WHAT THE TASK ASKS | Extract all records. Keep each one exact.

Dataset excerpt
***
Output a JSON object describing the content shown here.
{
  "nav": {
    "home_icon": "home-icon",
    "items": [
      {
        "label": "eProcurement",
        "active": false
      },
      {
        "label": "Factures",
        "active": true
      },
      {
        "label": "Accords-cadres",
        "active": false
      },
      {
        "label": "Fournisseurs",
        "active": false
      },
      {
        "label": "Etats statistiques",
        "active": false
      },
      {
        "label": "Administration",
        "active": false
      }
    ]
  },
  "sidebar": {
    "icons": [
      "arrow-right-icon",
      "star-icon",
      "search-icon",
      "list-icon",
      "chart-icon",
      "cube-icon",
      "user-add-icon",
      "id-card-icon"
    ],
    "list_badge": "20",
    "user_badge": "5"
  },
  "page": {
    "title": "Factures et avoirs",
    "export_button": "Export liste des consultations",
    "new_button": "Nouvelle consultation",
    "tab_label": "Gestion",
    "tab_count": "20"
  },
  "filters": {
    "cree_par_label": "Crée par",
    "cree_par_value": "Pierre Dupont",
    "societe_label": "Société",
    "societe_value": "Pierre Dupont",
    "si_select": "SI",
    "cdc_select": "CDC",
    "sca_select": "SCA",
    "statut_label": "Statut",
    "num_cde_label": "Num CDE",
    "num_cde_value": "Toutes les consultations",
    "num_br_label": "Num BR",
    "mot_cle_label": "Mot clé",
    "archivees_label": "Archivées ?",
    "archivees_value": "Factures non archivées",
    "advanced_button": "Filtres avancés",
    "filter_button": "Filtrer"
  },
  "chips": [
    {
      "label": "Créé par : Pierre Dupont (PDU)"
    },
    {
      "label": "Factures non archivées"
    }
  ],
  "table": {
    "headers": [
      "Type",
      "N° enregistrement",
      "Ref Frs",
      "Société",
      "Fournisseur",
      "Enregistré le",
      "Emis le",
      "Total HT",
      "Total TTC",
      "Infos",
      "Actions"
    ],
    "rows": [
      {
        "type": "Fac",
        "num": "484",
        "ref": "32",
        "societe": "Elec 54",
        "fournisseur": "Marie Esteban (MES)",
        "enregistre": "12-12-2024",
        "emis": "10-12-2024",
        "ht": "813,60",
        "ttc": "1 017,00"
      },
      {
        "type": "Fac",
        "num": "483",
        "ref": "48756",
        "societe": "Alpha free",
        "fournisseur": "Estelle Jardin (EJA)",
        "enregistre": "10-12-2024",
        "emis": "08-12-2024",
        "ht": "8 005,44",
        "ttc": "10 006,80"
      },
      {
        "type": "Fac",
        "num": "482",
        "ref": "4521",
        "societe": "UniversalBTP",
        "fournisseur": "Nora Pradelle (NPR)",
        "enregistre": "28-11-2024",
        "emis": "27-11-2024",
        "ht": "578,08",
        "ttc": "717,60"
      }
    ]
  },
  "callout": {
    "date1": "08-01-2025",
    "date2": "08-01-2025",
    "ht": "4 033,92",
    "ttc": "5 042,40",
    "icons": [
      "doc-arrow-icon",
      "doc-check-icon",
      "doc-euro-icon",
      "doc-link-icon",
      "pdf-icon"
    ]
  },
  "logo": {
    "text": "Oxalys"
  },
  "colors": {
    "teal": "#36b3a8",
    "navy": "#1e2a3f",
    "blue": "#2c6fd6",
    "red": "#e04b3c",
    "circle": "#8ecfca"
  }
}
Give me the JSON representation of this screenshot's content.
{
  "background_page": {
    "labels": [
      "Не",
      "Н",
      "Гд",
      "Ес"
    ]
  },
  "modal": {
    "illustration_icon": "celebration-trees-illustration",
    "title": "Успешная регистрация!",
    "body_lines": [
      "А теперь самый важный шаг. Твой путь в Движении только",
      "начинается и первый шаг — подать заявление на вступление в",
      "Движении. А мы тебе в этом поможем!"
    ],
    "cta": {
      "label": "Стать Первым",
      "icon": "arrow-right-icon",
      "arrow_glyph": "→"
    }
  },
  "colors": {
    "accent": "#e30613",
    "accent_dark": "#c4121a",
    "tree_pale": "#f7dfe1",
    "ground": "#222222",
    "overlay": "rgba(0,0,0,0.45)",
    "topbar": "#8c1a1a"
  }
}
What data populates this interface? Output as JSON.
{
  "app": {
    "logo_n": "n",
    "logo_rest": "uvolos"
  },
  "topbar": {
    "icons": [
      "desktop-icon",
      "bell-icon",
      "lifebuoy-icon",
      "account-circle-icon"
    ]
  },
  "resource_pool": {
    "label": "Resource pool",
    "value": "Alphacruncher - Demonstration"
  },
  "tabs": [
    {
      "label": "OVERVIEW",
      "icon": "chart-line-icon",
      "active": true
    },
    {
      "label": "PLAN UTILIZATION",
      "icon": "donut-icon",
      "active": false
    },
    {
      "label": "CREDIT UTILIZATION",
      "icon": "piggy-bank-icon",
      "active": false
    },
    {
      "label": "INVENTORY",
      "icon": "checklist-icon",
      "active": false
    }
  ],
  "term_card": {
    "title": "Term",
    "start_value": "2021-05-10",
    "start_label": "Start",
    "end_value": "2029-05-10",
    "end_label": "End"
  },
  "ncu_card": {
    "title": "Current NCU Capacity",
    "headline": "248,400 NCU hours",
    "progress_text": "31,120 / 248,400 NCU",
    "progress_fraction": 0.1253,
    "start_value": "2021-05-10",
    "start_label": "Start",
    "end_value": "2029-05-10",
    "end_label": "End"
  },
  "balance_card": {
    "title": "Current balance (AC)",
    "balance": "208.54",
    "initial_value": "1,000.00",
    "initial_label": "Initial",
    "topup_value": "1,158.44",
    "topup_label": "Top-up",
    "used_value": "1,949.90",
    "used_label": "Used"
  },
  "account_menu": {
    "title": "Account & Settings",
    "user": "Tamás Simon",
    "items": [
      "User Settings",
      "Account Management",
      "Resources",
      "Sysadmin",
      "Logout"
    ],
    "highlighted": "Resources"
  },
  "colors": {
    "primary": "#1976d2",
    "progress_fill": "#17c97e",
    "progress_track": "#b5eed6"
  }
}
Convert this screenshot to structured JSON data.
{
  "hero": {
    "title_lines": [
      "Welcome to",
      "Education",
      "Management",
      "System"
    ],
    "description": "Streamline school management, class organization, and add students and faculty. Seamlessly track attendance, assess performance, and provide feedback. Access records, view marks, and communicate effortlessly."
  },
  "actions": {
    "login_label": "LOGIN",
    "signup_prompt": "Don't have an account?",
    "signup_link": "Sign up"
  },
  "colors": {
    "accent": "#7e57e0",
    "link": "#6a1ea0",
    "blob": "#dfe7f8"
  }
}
***
ANSWER TO THE TASK |
Output a JSON object describing the content shown here.
{
  "nav": {
    "home_icon": "home-icon",
    "items": [
      {
        "label": "eProcurement",
        "active": false
      },
      {
        "label": "Factures",
        "active": true
      },
      {
        "label": "Accords-cadres",
        "active": false
      },
      {
        "label": "Fournisseurs",
        "active": false
      },
      {
        "label": "Etats statistiques",
        "active": false
      },
      {
        "label": "Administration",
        "active": false
      }
    ]
  },
  "sidebar": {
    "icons": [
      "arrow-right-icon",
      "star-icon",
      "search-icon",
      "list-icon",
      "chart-icon",
      "cube-icon",
      "user-add-icon",
      "id-card-icon"
    ],
    "list_badge": "20",
    "user_badge": "5"
  },
  "page": {
    "title": "Factures et avoirs",
    "export_button": "Export liste des consultations",
    "new_button": "Nouvelle consultation",
    "tab_label": "Gestion",
    "tab_count": "20"
  },
  "filters": {
    "cree_par_label": "Crée par",
    "cree_par_value": "Pierre Dupont",
    "societe_label": "Société",
    "societe_value": "Pierre Dupont",
    "si_select": "SI",
    "cdc_select": "CDC",
    "sca_select": "SCA",
    "statut_label": "Statut",
    "num_cde_label": "Num CDE",
    "num_cde_value": "Toutes les consultations",
    "num_br_label": "Num BR",
    "mot_cle_label": "Mot clé",
    "archivees_label": "Archivées ?",
    "archivees_value": "Factures non archivées",
    "advanced_button": "Filtres avancés",
    "filter_button": "Filtrer"
  },
  "chips": [
    {
      "label": "Créé par : Pierre Dupont (PDU)"
    },
    {
      "label": "Factures non archivées"
    }
  ],
  "table": {
    "headers": [
      "Type",
      "N° enregistrement",
      "Ref Frs",
      "Société",
      "Fournisseur",
      "Enregistré le",
      "Emis le",
      "Total HT",
      "Total TTC",
      "Infos",
      "Actions"
    ],
    "rows": [
      {
        "type": "Fac",
        "num": "484",
        "ref": "32",
        "societe": "Elec 54",
        "fournisseur": "Marie Esteban (MES)",
        "enregistre": "12-12-2024",
        "emis": "10-12-2024",
        "ht": "813,60",
        "ttc": "1 017,00"
      },
      {
        "type": "Fac",
        "num": "483",
        "ref": "48756",
        "societe": "Alpha free",
        "fournisseur": "Estelle Jardin (EJA)",
        "enregistre": "10-12-2024",
        "emis": "08-12-2024",
        "ht": "8 005,44",
        "ttc": "10 006,80"
      },
      {
        "type": "Fac",
        "num": "482",
        "ref": "4521",
        "societe": "UniversalBTP",
        "fournisseur": "Nora Pradelle (NPR)",
        "enregistre": "28-11-2024",
        "emis": "27-11-2024",
        "ht": "578,08",
        "ttc": "717,60"
      }
    ]
  },
  "callout": {
    "date1": "08-01-2025",
    "date2": "08-01-2025",
    "ht": "4 033,92",
    "ttc": "5 042,40",
    "icons": [
      "doc-arrow-icon",
      "doc-check-icon",
      "doc-euro-icon",
      "doc-link-icon",
      "pdf-icon"
    ]
  },
  "logo": {
    "text": "Oxalys"
  },
  "colors": {
    "teal": "#36b3a8",
    "navy": "#1e2a3f",
    "blue": "#2c6fd6",
    "red": "#e04b3c",
    "circle": "#8ecfca"
  }
}
Give me the JSON representation of this screenshot's content.
{
  "background_page": {
    "labels": [
      "Не",
      "Н",
      "Гд",
      "Ес"
    ]
  },
  "modal": {
    "illustration_icon": "celebration-trees-illustration",
    "title": "Успешная регистрация!",
    "body_lines": [
      "А теперь самый важный шаг. Твой путь в Движении только",
      "начинается и первый шаг — подать заявление на вступление в",
      "Движении. А мы тебе в этом поможем!"
    ],
    "cta": {
      "label": "Стать Первым",
      "icon": "arrow-right-icon",
      "arrow_glyph": "→"
    }
  },
  "colors": {
    "accent": "#e30613",
    "accent_dark": "#c4121a",
    "tree_pale": "#f7dfe1",
    "ground": "#222222",
    "overlay": "rgba(0,0,0,0.45)",
    "topbar": "#8c1a1a"
  }
}
What data populates this interface? Output as JSON.
{
  "app": {
    "logo_n": "n",
    "logo_rest": "uvolos"
  },
  "topbar": {
    "icons": [
      "desktop-icon",
      "bell-icon",
      "lifebuoy-icon",
      "account-circle-icon"
    ]
  },
  "resource_pool": {
    "label": "Resource pool",
    "value": "Alphacruncher - Demonstration"
  },
  "tabs": [
    {
      "label": "OVERVIEW",
      "icon": "chart-line-icon",
      "active": true
    },
    {
      "label": "PLAN UTILIZATION",
      "icon": "donut-icon",
      "active": false
    },
    {
      "label": "CREDIT UTILIZATION",
      "icon": "piggy-bank-icon",
      "active": false
    },
    {
      "label": "INVENTORY",
      "icon": "checklist-icon",
      "active": false
    }
  ],
  "term_card": {
    "title": "Term",
    "start_value": "2021-05-10",
    "start_label": "Start",
    "end_value": "2029-05-10",
    "end_label": "End"
  },
  "ncu_card": {
    "title": "Current NCU Capacity",
    "headline": "248,400 NCU hours",
    "progress_text": "31,120 / 248,400 NCU",
    "progress_fraction": 0.1253,
    "start_value": "2021-05-10",
    "start_label": "Start",
    "end_value": "2029-05-10",
    "end_label": "End"
  },
  "balance_card": {
    "title": "Current balance (AC)",
    "balance": "208.54",
    "initial_value": "1,000.00",
    "initial_label": "Initial",
    "topup_value": "1,158.44",
    "topup_label": "Top-up",
    "used_value": "1,949.90",
    "used_label": "Used"
  },
  "account_menu": {
    "title": "Account & Settings",
    "user": "Tamás Simon",
    "items": [
      "User Settings",
      "Account Management",
      "Resources",
      "Sysadmin",
      "Logout"
    ],
    "highlighted": "Resources"
  },
  "colors": {
    "primary": "#1976d2",
    "progress_fill": "#17c97e",
    "progress_track": "#b5eed6"
  }
}
Convert this screenshot to structured JSON data.
{
  "hero": {
    "title_lines": [
      "Welcome to",
      "Education",
      "Management",
      "System"
    ],
    "description": "Streamline school management, class organization, and add students and faculty. Seamlessly track attendance, assess performance, and provide feedback. Access records, view marks, and communicate effortlessly."
  },
  "actions": {
    "login_label": "LOGIN",
    "signup_prompt": "Don't have an account?",
    "signup_link": "Sign up"
  },
  "colors": {
    "accent": "#7e57e0",
    "link": "#6a1ea0",
    "blob": "#dfe7f8"
  }
}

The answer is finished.